- REQUIREMENTS -
Present each line of the entries below that holds the word "والحنان".

━━━━━━━━

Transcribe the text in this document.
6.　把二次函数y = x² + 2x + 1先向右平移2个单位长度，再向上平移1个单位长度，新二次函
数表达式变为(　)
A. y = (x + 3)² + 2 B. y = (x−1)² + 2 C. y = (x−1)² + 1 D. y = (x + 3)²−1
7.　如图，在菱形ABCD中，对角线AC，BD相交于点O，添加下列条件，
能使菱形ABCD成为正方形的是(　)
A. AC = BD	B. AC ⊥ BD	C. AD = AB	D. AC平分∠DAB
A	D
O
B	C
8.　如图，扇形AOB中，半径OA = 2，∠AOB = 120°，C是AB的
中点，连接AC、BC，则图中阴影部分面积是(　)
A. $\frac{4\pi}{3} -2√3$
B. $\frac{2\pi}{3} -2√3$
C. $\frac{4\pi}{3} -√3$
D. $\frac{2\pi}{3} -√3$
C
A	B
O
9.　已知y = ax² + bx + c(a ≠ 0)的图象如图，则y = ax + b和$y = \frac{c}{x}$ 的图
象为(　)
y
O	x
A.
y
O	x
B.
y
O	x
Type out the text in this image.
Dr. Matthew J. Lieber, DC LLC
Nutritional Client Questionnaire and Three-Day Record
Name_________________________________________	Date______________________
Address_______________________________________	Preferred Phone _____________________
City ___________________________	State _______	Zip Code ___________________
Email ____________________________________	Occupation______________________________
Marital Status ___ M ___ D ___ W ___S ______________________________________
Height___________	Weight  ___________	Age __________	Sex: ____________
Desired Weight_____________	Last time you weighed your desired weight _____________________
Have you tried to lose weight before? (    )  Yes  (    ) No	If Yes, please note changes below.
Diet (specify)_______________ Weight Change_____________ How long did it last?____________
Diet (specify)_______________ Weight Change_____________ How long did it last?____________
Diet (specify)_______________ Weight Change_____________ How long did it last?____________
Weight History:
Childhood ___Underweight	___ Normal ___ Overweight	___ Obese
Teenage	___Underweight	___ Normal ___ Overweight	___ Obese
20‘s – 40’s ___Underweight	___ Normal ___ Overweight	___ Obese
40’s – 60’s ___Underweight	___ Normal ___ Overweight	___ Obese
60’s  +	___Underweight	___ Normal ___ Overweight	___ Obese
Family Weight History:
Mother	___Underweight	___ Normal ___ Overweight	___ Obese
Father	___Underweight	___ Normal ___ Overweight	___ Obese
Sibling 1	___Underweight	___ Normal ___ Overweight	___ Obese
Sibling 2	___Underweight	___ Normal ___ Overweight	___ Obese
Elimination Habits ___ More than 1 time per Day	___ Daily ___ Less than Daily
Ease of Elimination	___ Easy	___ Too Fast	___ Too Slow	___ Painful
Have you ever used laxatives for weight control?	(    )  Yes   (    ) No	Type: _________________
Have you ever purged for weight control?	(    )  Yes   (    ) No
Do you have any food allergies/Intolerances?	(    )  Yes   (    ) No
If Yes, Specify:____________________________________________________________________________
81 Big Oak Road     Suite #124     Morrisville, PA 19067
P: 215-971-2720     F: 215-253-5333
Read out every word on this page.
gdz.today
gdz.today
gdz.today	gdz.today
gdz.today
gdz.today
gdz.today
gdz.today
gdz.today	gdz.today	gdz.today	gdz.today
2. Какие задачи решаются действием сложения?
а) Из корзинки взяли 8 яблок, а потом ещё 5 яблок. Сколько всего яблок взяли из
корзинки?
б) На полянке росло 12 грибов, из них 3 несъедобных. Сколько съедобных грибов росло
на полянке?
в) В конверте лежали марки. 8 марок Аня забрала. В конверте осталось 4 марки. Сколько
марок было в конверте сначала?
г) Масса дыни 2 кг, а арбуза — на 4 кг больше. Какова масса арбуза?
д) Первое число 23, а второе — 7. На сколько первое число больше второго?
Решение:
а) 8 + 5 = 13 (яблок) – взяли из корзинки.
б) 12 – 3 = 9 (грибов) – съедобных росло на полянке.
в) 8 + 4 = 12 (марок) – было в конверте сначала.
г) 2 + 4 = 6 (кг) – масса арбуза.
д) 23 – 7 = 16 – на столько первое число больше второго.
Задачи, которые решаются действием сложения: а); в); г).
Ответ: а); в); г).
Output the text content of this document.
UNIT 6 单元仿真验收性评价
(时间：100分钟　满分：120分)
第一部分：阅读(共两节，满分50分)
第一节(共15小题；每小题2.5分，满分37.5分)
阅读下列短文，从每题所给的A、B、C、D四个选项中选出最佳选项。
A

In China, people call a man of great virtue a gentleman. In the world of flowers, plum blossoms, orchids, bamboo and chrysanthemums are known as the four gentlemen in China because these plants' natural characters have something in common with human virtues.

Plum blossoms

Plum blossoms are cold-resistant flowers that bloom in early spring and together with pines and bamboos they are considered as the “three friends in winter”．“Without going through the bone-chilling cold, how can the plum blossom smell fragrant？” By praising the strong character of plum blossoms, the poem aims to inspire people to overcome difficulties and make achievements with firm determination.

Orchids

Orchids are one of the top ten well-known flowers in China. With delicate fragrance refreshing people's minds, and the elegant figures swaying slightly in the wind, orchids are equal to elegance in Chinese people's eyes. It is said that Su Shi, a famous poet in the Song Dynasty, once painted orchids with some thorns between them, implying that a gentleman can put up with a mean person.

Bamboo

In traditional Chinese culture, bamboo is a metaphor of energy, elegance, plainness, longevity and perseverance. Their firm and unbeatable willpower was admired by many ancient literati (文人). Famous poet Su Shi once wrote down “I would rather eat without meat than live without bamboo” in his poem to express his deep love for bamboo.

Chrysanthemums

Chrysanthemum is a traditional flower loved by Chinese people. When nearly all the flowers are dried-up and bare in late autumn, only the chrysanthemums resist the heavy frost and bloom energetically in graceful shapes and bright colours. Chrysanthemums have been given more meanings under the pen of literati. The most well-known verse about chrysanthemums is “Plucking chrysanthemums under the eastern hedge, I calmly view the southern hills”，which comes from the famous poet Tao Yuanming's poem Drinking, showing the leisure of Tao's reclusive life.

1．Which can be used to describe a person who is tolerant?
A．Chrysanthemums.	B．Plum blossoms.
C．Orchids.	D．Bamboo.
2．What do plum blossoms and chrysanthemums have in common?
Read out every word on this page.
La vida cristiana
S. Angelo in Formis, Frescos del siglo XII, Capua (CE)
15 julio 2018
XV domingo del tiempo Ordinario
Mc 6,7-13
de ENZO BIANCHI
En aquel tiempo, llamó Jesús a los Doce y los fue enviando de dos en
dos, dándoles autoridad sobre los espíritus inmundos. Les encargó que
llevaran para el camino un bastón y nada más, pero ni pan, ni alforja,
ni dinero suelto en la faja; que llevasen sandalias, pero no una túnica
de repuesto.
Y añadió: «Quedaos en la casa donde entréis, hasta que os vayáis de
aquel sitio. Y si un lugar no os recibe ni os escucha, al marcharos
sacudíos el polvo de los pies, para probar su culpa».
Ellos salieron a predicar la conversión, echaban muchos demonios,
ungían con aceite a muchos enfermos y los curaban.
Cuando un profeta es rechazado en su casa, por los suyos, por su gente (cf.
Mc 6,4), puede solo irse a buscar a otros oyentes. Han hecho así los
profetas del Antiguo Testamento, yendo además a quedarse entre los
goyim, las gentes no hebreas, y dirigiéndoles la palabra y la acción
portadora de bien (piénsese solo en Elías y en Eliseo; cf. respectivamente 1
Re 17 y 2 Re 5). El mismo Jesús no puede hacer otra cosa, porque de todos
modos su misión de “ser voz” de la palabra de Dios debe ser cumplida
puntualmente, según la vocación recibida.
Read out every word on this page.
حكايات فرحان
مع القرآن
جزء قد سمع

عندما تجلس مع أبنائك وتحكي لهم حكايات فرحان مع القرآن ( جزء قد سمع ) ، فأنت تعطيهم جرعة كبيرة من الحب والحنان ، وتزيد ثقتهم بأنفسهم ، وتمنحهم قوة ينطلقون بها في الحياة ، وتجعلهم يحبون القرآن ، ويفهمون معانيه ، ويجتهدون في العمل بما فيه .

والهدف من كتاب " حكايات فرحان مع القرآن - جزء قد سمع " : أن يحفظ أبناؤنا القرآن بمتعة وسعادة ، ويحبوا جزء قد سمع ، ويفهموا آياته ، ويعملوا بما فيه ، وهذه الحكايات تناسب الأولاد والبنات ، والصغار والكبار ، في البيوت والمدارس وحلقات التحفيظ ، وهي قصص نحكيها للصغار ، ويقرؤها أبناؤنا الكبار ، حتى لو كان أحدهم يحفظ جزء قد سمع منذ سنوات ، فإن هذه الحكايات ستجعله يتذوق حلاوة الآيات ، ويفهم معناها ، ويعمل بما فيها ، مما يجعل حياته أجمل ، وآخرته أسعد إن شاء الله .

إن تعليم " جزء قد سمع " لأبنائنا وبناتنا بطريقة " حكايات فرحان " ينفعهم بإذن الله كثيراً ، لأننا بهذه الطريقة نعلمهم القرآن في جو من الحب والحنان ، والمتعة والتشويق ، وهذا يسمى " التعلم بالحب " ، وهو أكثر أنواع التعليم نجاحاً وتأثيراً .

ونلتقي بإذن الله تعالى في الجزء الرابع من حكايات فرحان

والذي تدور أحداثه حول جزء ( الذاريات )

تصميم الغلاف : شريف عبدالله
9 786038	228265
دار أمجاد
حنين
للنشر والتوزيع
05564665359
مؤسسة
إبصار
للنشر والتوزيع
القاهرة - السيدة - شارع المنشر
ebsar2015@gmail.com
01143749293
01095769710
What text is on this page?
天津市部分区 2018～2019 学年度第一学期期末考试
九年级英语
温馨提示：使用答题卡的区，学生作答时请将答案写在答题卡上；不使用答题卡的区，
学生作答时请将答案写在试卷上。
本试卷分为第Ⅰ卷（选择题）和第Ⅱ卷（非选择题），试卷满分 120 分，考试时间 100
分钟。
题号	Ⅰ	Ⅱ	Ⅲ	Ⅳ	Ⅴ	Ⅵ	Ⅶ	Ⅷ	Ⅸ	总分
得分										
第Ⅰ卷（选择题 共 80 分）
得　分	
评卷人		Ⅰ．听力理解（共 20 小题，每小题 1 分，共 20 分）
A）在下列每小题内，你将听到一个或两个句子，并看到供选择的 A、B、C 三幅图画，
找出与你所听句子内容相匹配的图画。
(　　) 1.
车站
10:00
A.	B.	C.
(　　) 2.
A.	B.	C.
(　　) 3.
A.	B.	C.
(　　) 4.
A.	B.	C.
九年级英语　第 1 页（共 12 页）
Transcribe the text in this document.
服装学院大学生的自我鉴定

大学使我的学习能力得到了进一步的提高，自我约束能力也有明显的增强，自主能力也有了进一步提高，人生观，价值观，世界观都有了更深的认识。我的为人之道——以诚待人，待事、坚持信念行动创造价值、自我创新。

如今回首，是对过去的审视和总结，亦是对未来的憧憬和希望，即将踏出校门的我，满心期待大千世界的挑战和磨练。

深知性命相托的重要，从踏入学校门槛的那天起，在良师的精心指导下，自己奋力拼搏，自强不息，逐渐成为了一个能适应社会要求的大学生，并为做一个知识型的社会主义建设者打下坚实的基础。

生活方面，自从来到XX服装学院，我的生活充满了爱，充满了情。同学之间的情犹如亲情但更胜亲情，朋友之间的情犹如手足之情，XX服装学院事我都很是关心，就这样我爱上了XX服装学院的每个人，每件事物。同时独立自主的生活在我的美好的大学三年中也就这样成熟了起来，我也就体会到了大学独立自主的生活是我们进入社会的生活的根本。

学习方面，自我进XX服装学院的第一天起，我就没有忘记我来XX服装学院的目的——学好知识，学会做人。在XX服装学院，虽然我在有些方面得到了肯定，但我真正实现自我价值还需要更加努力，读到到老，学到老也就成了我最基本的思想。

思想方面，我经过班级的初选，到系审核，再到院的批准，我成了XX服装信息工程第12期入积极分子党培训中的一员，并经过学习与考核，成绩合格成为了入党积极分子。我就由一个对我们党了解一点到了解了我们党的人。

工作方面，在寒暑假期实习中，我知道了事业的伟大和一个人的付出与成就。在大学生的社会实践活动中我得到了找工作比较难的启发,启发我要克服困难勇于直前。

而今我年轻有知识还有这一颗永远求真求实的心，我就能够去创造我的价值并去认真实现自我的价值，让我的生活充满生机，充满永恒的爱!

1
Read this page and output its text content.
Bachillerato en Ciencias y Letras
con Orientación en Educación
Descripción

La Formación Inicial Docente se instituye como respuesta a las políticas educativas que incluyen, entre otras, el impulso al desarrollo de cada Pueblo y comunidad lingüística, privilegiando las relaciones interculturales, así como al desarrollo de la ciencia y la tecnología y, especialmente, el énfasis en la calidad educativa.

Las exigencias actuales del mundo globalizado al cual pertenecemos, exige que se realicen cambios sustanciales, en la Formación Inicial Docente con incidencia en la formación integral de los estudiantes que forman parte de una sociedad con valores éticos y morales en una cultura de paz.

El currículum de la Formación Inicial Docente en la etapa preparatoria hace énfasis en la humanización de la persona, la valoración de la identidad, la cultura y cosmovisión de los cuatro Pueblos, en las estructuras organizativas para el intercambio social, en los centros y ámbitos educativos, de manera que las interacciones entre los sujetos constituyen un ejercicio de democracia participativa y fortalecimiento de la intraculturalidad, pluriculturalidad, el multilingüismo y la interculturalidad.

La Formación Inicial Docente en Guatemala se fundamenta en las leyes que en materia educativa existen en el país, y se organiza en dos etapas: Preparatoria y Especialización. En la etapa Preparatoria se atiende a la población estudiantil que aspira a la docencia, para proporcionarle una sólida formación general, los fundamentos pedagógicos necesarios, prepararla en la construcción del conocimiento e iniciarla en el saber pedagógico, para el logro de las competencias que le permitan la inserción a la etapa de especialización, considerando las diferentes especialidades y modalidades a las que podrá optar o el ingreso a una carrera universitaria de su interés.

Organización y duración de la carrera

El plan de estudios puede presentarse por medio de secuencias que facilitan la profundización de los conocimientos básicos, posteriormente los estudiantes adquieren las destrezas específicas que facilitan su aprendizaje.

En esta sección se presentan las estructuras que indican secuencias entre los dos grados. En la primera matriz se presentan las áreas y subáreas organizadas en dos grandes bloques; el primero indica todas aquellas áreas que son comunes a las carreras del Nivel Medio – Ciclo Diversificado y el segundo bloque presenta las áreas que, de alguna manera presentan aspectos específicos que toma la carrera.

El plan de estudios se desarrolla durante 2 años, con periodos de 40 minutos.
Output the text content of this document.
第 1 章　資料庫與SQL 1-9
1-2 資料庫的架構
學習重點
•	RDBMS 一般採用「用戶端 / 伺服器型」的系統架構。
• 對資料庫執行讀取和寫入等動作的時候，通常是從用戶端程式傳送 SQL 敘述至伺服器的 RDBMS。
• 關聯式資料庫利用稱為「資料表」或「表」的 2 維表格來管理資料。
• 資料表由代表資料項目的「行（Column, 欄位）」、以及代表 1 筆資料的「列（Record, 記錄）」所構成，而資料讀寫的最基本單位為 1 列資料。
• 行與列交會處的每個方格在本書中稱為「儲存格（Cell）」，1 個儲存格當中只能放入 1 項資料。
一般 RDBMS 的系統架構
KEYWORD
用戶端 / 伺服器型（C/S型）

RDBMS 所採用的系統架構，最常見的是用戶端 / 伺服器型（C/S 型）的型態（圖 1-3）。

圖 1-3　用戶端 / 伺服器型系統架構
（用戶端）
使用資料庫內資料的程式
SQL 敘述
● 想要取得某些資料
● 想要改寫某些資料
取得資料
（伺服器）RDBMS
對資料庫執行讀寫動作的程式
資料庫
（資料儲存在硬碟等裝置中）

━━━━━━━━

- EXERCISE RESULT -
عندما تجلس مع أبنائك وتحكي لهم حكايات فرحان مع القرآن ( جزء قد سمع ) ، فأنت تعطيهم جرعة كبيرة من الحب والحنان ، وتزيد ثقتهم بأنفسهم ، وتمنحهم قوة ينطلقون بها في الحياة ، وتجعلهم يحبون القرآن ، ويفهمون معانيه ، ويجتهدون في العمل بما فيه .
إن تعليم " جزء قد سمع " لأبنائنا وبناتنا بطريقة " حكايات فرحان " ينفعهم بإذن الله كثيراً ، لأننا بهذه الطريقة نعلمهم القرآن في جو من الحب والحنان ، والمتعة والتشويق ، وهذا يسمى " التعلم بالحب " ، وهو أكثر أنواع التعليم نجاحاً وتأثيراً .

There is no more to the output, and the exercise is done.